__WRITTEN REQUEST__. Find the string "JSON" in the data, then copy every line where it is found.

__Source records__.

● ● ●

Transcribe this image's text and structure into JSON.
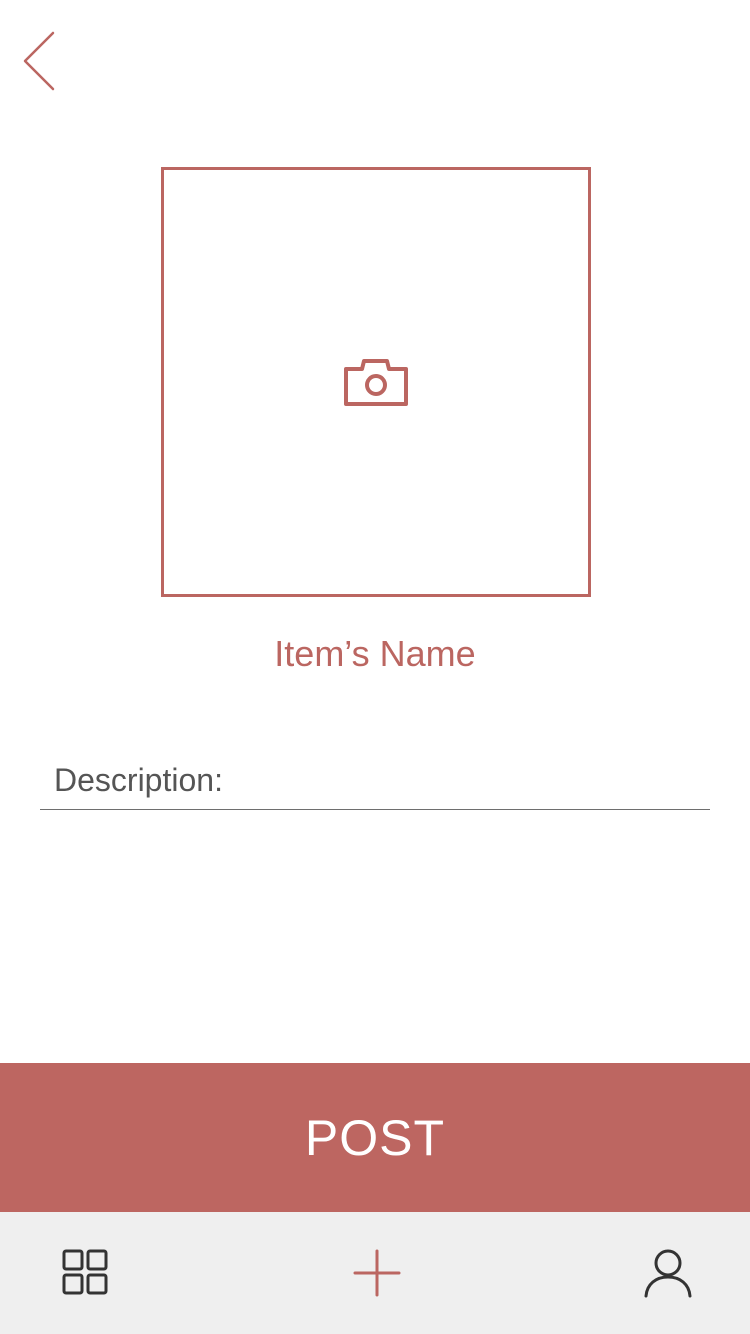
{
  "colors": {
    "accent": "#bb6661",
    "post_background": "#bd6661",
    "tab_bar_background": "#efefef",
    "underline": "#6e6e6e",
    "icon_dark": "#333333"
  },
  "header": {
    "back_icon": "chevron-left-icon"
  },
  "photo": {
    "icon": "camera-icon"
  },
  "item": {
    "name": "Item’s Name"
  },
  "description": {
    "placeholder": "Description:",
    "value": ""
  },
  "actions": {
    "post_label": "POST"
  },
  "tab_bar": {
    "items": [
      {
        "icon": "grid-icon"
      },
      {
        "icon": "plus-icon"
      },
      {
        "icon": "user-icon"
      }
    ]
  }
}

● ● ●

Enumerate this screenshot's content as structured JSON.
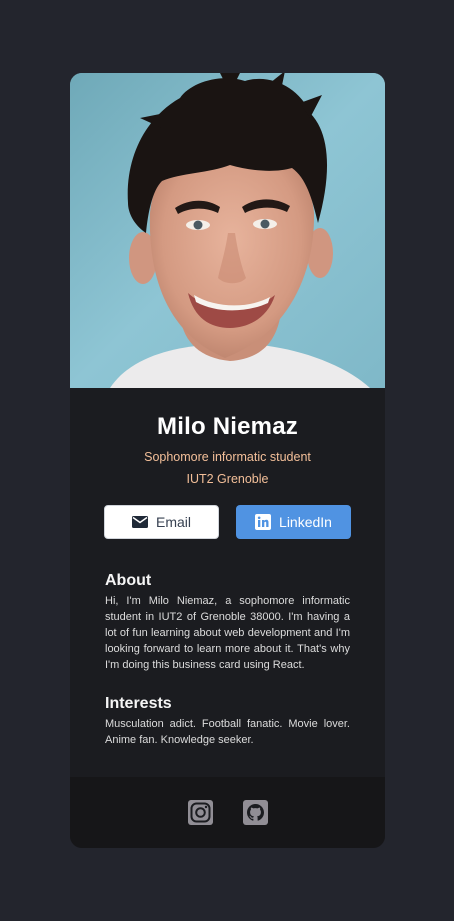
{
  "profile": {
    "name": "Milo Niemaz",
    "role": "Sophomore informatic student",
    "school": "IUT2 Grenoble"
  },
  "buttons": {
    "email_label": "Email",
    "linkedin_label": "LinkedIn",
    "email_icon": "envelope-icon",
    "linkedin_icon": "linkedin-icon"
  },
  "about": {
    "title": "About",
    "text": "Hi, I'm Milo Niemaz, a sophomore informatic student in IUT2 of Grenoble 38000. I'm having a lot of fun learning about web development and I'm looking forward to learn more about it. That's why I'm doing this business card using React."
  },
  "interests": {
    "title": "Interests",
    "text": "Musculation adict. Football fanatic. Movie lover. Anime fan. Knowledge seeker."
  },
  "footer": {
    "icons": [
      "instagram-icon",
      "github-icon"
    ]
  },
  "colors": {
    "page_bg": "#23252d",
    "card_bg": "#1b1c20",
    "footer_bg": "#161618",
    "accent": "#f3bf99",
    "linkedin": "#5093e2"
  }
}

● ● ●

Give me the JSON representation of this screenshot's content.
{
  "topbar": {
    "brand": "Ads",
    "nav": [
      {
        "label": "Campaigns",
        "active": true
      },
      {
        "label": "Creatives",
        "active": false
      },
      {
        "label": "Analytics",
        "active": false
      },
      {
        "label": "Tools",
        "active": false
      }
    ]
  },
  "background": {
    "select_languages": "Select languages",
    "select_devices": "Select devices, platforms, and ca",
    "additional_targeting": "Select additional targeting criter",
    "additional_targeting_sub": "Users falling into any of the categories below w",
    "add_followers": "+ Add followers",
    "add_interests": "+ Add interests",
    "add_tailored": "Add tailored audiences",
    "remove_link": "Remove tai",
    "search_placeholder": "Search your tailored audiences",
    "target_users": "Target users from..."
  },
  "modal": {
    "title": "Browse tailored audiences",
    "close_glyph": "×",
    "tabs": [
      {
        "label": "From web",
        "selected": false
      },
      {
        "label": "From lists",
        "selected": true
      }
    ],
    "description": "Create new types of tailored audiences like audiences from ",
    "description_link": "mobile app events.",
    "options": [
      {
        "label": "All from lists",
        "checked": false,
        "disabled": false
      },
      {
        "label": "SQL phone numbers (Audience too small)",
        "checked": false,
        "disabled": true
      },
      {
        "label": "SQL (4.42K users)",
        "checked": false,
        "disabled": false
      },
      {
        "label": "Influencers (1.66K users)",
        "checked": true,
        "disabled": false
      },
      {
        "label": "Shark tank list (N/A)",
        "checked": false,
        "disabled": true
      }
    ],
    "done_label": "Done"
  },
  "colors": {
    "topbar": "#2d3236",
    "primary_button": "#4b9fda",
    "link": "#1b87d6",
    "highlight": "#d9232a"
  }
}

● ● ●

__OUTPUT FOR THIS TASK__.
Transcribe this image's text and structure into JSON.
Enumerate this screenshot's content as structured JSON.
Give me the JSON representation of this screenshot's content.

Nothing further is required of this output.